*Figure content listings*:

******

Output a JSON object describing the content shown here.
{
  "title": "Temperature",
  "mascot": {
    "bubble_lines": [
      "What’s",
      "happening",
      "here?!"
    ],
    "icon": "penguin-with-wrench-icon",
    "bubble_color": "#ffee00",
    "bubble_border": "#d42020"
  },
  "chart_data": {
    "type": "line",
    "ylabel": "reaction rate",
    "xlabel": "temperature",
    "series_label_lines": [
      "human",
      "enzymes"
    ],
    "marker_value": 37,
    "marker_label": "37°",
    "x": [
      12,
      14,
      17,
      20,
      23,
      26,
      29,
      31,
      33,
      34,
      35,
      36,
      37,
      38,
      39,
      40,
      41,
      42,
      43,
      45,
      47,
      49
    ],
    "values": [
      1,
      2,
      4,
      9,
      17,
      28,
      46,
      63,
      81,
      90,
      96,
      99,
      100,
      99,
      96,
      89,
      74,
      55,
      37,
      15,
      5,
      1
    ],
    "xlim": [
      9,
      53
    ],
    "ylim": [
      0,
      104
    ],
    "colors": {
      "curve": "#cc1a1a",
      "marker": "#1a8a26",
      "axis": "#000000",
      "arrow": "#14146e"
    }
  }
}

******

*Task*:
The answer should consist of all lines from the records above that hold the word "here".

*Your response*:
Output a JSON object describing the content shown here.
      "here?!"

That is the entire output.